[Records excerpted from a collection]
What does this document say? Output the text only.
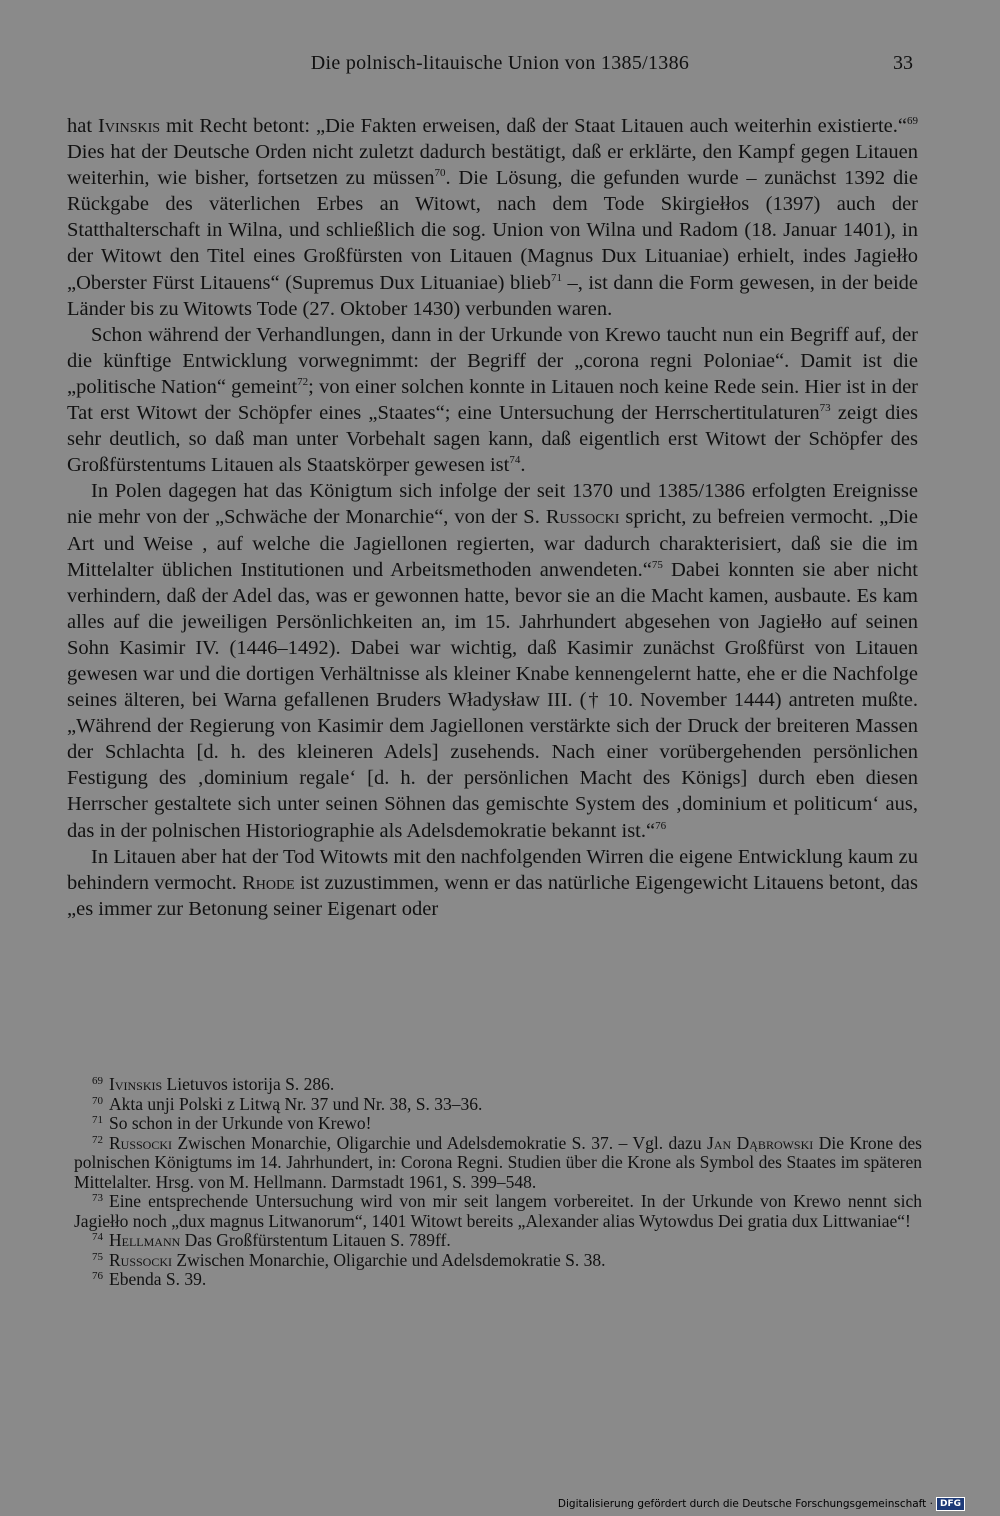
Die polnisch-litauische Union von 1385/1386	33

hat Ivinskis mit Recht betont: „Die Fakten erweisen, daß der Staat Litauen auch weiterhin existierte.“$^{69}$ Dies hat der Deutsche Orden nicht zuletzt dadurch bestätigt, daß er erklärte, den Kampf gegen Litauen weiterhin, wie bisher, fortsetzen zu müssen$^{70}$. Die Lösung, die gefunden wurde – zunächst 1392 die Rückgabe des väterlichen Erbes an Witowt, nach dem Tode Skirgiełłos (1397) auch der Statthalterschaft in Wilna, und schließlich die sog. Union von Wilna und Radom (18. Januar 1401), in der Witowt den Titel eines Großfürsten von Litauen (Magnus Dux Lituaniae) erhielt, indes Jagiełło „Oberster Fürst Litauens“ (Supremus Dux Lituaniae) blieb$^{71}$ –, ist dann die Form gewesen, in der beide Länder bis zu Witowts Tode (27. Oktober 1430) verbunden waren.

Schon während der Verhandlungen, dann in der Urkunde von Krewo taucht nun ein Begriff auf, der die künftige Entwicklung vorwegnimmt: der Begriff der „corona regni Poloniae“. Damit ist die „politische Nation“ gemeint$^{72}$; von einer solchen konnte in Litauen noch keine Rede sein. Hier ist in der Tat erst Witowt der Schöpfer eines „Staates“; eine Untersuchung der Herrschertitulaturen$^{73}$ zeigt dies sehr deutlich, so daß man unter Vorbehalt sagen kann, daß eigentlich erst Witowt der Schöpfer des Großfürstentums Litauen als Staatskörper gewesen ist$^{74}$.

In Polen dagegen hat das Königtum sich infolge der seit 1370 und 1385/1386 erfolgten Ereignisse nie mehr von der „Schwäche der Monarchie“, von der S. Russocki spricht, zu befreien vermocht. „Die Art und Weise , auf welche die Jagiellonen regierten, war dadurch charakterisiert, daß sie die im Mittelalter üblichen Institutionen und Arbeitsmethoden anwendeten.“$^{75}$ Dabei konnten sie aber nicht verhindern, daß der Adel das, was er gewonnen hatte, bevor sie an die Macht kamen, ausbaute. Es kam alles auf die jeweiligen Persönlichkeiten an, im 15. Jahrhundert abgesehen von Jagiełło auf seinen Sohn Kasimir IV. (1446–1492). Dabei war wichtig, daß Kasimir zunächst Großfürst von Litauen gewesen war und die dortigen Verhältnisse als kleiner Knabe kennengelernt hatte, ehe er die Nachfolge seines älteren, bei Warna gefallenen Bruders Władysław III. († 10. November 1444) antreten mußte. „Während der Regierung von Kasimir dem Jagiellonen verstärkte sich der Druck der breiteren Massen der Schlachta [d. h. des kleineren Adels] zusehends. Nach einer vorübergehenden persönlichen Festigung des ‚dominium regale‘ [d. h. der persönlichen Macht des Königs] durch eben diesen Herrscher gestaltete sich unter seinen Söhnen das gemischte System des ‚dominium et politicum‘ aus, das in der polnischen Historiographie als Adelsdemokratie bekannt ist.“$^{76}$

In Litauen aber hat der Tod Witowts mit den nachfolgenden Wirren die eigene Entwicklung kaum zu behindern vermocht. Rhode ist zuzustimmen, wenn er das natürliche Eigengewicht Litauens betont, das „es immer zur Betonung seiner Eigenart oder

$^{69}$ Ivinskis Lietuvos istorija S. 286.

$^{70}$ Akta unji Polski z Litwą Nr. 37 und Nr. 38, S. 33–36.

$^{71}$ So schon in der Urkunde von Krewo!

$^{72}$ Russocki Zwischen Monarchie, Oligarchie und Adelsdemokratie S. 37. – Vgl. dazu Jan Dąbrowski Die Krone des polnischen Königtums im 14. Jahrhundert, in: Corona Regni. Studien über die Krone als Symbol des Staates im späteren Mittelalter. Hrsg. von M. Hellmann. Darmstadt 1961, S. 399–548.

$^{73}$ Eine entsprechende Untersuchung wird von mir seit langem vorbereitet. In der Urkunde von Krewo nennt sich Jagiełło noch „dux magnus Litwanorum“, 1401 Witowt bereits „Alexander alias Wytowdus Dei gratia dux Littwaniae“!

$^{74}$ Hellmann Das Großfürstentum Litauen S. 789ff.

$^{75}$ Russocki Zwischen Monarchie, Oligarchie und Adelsdemokratie S. 38.

$^{76}$ Ebenda S. 39.

Digitalisierung gefördert durch die Deutsche Forschungsgemeinschaft · DFG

## What you need to do:
Do not include the images; transcribe the rest of the listing exactly.

## Exercise solution:
What does this document say? Output the text only.
Die polnisch-litauische Union von 1385/1386	33

hat Ivinskis mit Recht betont: „Die Fakten erweisen, daß der Staat Litauen auch weiterhin existierte.“$^{69}$ Dies hat der Deutsche Orden nicht zuletzt dadurch bestätigt, daß er erklärte, den Kampf gegen Litauen weiterhin, wie bisher, fortsetzen zu müssen$^{70}$. Die Lösung, die gefunden wurde – zunächst 1392 die Rückgabe des väterlichen Erbes an Witowt, nach dem Tode Skirgiełłos (1397) auch der Statthalterschaft in Wilna, und schließlich die sog. Union von Wilna und Radom (18. Januar 1401), in der Witowt den Titel eines Großfürsten von Litauen (Magnus Dux Lituaniae) erhielt, indes Jagiełło „Oberster Fürst Litauens“ (Supremus Dux Lituaniae) blieb$^{71}$ –, ist dann die Form gewesen, in der beide Länder bis zu Witowts Tode (27. Oktober 1430) verbunden waren.

Schon während der Verhandlungen, dann in der Urkunde von Krewo taucht nun ein Begriff auf, der die künftige Entwicklung vorwegnimmt: der Begriff der „corona regni Poloniae“. Damit ist die „politische Nation“ gemeint$^{72}$; von einer solchen konnte in Litauen noch keine Rede sein. Hier ist in der Tat erst Witowt der Schöpfer eines „Staates“; eine Untersuchung der Herrschertitulaturen$^{73}$ zeigt dies sehr deutlich, so daß man unter Vorbehalt sagen kann, daß eigentlich erst Witowt der Schöpfer des Großfürstentums Litauen als Staatskörper gewesen ist$^{74}$.

In Polen dagegen hat das Königtum sich infolge der seit 1370 und 1385/1386 erfolgten Ereignisse nie mehr von der „Schwäche der Monarchie“, von der S. Russocki spricht, zu befreien vermocht. „Die Art und Weise , auf welche die Jagiellonen regierten, war dadurch charakterisiert, daß sie die im Mittelalter üblichen Institutionen und Arbeitsmethoden anwendeten.“$^{75}$ Dabei konnten sie aber nicht verhindern, daß der Adel das, was er gewonnen hatte, bevor sie an die Macht kamen, ausbaute. Es kam alles auf die jeweiligen Persönlichkeiten an, im 15. Jahrhundert abgesehen von Jagiełło auf seinen Sohn Kasimir IV. (1446–1492). Dabei war wichtig, daß Kasimir zunächst Großfürst von Litauen gewesen war und die dortigen Verhältnisse als kleiner Knabe kennengelernt hatte, ehe er die Nachfolge seines älteren, bei Warna gefallenen Bruders Władysław III. († 10. November 1444) antreten mußte. „Während der Regierung von Kasimir dem Jagiellonen verstärkte sich der Druck der breiteren Massen der Schlachta [d. h. des kleineren Adels] zusehends. Nach einer vorübergehenden persönlichen Festigung des ‚dominium regale‘ [d. h. der persönlichen Macht des Königs] durch eben diesen Herrscher gestaltete sich unter seinen Söhnen das gemischte System des ‚dominium et politicum‘ aus, das in der polnischen Historiographie als Adelsdemokratie bekannt ist.“$^{76}$

In Litauen aber hat der Tod Witowts mit den nachfolgenden Wirren die eigene Entwicklung kaum zu behindern vermocht. Rhode ist zuzustimmen, wenn er das natürliche Eigengewicht Litauens betont, das „es immer zur Betonung seiner Eigenart oder

$^{69}$ Ivinskis Lietuvos istorija S. 286.

$^{70}$ Akta unji Polski z Litwą Nr. 37 und Nr. 38, S. 33–36.

$^{71}$ So schon in der Urkunde von Krewo!

$^{72}$ Russocki Zwischen Monarchie, Oligarchie und Adelsdemokratie S. 37. – Vgl. dazu Jan Dąbrowski Die Krone des polnischen Königtums im 14. Jahrhundert, in: Corona Regni. Studien über die Krone als Symbol des Staates im späteren Mittelalter. Hrsg. von M. Hellmann. Darmstadt 1961, S. 399–548.

$^{73}$ Eine entsprechende Untersuchung wird von mir seit langem vorbereitet. In der Urkunde von Krewo nennt sich Jagiełło noch „dux magnus Litwanorum“, 1401 Witowt bereits „Alexander alias Wytowdus Dei gratia dux Littwaniae“!

$^{74}$ Hellmann Das Großfürstentum Litauen S. 789ff.

$^{75}$ Russocki Zwischen Monarchie, Oligarchie und Adelsdemokratie S. 38.

$^{76}$ Ebenda S. 39.

Digitalisierung gefördert durch die Deutsche Forschungsgemeinschaft · DFG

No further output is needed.